- **Task details**: Lift out each line of the data that holds "小题号区注明小题号".

Start Given records

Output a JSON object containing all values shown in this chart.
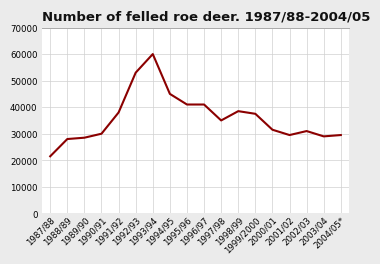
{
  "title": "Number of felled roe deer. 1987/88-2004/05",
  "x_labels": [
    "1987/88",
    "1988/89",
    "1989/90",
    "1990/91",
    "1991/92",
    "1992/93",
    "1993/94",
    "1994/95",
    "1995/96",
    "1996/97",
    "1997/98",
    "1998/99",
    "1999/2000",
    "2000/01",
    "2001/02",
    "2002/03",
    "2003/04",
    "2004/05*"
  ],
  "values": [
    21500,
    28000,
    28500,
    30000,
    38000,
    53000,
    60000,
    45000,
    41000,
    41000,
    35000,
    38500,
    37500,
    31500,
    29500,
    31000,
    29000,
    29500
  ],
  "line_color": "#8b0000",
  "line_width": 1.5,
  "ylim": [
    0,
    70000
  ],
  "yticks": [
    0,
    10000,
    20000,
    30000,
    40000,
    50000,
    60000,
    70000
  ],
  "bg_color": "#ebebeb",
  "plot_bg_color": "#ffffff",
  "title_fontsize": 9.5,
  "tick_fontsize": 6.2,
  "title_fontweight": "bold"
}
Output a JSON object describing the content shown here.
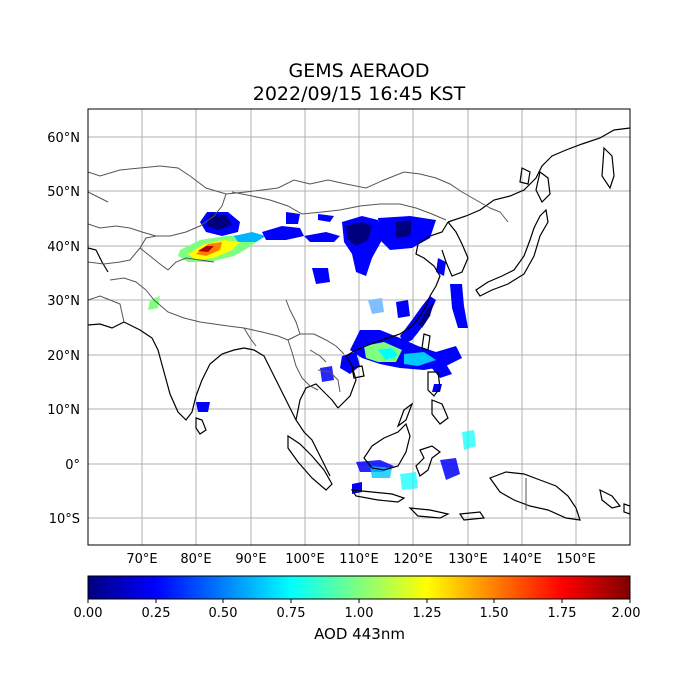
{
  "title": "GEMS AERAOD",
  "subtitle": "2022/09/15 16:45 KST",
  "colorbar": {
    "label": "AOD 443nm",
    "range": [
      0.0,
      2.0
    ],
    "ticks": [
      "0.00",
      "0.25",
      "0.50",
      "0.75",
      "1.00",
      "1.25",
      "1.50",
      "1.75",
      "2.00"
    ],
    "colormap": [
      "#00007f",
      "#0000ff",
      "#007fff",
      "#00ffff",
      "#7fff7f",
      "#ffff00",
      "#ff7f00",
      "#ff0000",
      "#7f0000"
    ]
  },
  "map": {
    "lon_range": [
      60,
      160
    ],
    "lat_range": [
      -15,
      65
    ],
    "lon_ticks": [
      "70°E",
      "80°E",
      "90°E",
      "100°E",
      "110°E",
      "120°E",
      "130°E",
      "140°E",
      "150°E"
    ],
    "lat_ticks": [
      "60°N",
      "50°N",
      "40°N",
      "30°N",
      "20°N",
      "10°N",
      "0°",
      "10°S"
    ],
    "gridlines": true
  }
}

End Given records
Start Given records

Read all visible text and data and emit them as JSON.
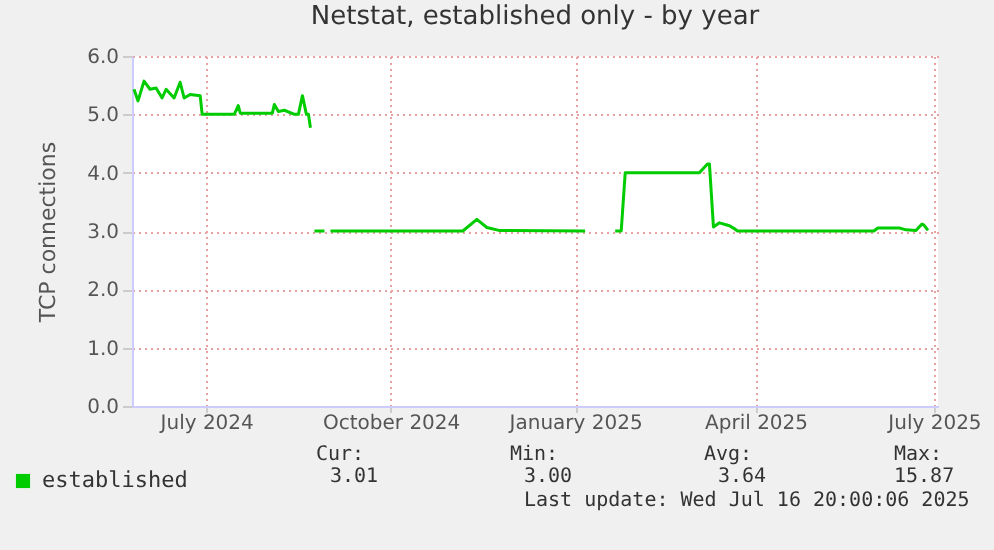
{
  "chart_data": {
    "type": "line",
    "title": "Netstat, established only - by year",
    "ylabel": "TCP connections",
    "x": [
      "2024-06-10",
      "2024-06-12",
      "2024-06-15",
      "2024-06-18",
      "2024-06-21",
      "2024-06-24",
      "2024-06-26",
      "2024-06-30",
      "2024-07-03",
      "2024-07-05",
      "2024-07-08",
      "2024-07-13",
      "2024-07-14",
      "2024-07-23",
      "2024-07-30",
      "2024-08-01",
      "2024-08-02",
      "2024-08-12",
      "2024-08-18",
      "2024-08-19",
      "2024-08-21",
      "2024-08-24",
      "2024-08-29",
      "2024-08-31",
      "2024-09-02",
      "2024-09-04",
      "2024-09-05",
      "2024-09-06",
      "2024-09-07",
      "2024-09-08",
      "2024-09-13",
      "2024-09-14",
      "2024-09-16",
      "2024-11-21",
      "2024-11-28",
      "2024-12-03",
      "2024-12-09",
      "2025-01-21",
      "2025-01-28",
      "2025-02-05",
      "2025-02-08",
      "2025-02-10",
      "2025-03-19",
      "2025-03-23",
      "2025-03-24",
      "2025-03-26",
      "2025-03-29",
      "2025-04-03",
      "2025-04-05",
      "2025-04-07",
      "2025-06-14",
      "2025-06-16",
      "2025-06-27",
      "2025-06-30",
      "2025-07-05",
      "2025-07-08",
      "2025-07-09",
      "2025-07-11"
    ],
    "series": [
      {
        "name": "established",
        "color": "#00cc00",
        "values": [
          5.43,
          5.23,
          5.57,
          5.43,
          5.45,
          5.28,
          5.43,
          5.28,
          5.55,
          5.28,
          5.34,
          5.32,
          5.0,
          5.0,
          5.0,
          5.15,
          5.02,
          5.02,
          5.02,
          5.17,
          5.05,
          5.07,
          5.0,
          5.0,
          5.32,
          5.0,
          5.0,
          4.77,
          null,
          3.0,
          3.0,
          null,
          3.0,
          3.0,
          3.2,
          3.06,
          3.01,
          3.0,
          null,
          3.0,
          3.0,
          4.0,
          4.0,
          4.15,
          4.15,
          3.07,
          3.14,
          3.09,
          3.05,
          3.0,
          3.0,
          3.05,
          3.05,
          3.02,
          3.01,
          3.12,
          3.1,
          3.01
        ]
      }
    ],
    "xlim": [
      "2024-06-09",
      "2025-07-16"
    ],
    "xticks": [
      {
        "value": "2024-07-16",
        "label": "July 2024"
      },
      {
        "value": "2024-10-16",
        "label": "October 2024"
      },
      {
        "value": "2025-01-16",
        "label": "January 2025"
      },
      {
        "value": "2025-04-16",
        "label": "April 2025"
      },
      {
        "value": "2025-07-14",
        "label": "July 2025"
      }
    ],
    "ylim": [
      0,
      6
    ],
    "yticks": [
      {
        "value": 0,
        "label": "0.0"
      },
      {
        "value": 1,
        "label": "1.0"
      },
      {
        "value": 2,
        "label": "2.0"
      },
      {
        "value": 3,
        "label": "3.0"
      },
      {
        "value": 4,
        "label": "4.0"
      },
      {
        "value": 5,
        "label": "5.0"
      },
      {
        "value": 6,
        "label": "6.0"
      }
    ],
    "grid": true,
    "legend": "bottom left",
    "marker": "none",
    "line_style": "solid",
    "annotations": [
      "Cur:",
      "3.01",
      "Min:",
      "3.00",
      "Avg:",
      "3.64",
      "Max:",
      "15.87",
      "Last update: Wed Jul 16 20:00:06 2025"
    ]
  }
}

End Given records
Start Given records

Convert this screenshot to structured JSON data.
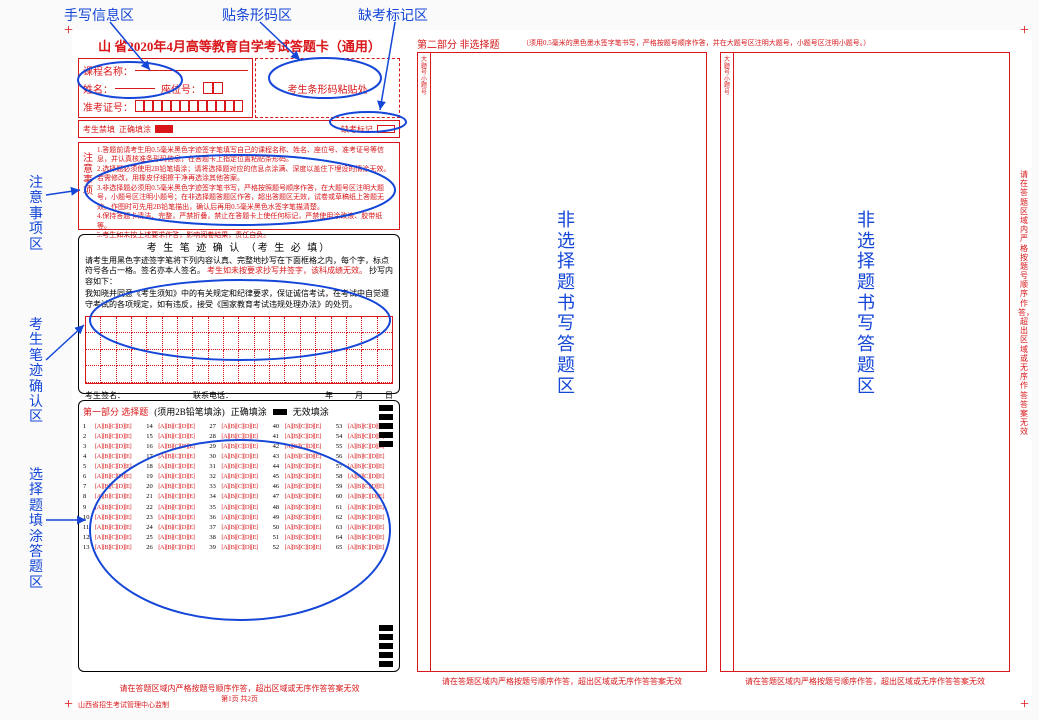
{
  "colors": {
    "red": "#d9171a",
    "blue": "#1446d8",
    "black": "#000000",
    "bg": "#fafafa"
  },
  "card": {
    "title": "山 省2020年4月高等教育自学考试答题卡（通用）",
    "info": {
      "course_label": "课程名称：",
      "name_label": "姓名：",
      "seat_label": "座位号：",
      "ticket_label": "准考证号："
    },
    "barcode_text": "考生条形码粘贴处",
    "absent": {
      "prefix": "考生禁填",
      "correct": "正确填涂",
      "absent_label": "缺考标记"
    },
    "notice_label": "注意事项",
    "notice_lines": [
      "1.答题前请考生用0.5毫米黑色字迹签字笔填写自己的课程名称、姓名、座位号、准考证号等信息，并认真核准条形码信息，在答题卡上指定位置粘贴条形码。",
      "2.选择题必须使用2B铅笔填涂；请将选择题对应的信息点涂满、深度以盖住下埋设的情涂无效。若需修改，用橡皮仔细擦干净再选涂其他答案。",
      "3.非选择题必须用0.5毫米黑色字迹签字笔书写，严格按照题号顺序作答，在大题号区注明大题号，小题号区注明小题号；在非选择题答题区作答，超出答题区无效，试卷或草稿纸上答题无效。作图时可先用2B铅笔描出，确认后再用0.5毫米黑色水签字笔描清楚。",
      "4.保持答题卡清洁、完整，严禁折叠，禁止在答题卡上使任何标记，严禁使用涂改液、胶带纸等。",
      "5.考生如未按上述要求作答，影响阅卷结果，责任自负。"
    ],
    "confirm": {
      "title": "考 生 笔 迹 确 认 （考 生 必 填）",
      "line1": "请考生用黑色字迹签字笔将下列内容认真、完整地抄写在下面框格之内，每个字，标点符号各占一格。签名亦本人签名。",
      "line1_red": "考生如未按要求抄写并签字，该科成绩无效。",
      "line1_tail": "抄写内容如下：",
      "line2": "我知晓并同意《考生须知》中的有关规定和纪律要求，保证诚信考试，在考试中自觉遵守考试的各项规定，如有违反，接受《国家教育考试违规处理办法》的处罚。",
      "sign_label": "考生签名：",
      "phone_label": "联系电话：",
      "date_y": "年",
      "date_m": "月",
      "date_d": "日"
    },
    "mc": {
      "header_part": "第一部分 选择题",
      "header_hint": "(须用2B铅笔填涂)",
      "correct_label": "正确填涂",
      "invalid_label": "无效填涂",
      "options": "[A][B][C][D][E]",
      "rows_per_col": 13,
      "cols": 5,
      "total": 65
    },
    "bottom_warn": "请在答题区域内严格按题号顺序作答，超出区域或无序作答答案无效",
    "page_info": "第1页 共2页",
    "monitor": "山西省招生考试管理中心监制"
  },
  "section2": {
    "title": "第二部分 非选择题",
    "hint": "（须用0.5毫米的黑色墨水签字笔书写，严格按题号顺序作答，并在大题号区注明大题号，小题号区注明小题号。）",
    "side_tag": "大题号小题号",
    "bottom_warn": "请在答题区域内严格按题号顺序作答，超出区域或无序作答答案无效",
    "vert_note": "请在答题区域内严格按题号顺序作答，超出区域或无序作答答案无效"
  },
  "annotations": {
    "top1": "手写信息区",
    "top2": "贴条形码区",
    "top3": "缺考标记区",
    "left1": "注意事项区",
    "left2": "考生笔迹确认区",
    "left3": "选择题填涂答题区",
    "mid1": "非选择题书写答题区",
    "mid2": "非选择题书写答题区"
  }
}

End Given records

- **Answer for this exercise**:
      "3.非选择题必须用0.5毫米黑色字迹签字笔书写，严格按照题号顺序作答，在大题号区注明大题号，小题号区注明小题号；在非选择题答题区作答，超出答题区无效，试卷或草稿纸上答题无效。作图时可先用2B铅笔描出，确认后再用0.5毫米黑色水签字笔描清楚。",
    "hint": "（须用0.5毫米的黑色墨水签字笔书写，严格按题号顺序作答，并在大题号区注明大题号，小题号区注明小题号。）",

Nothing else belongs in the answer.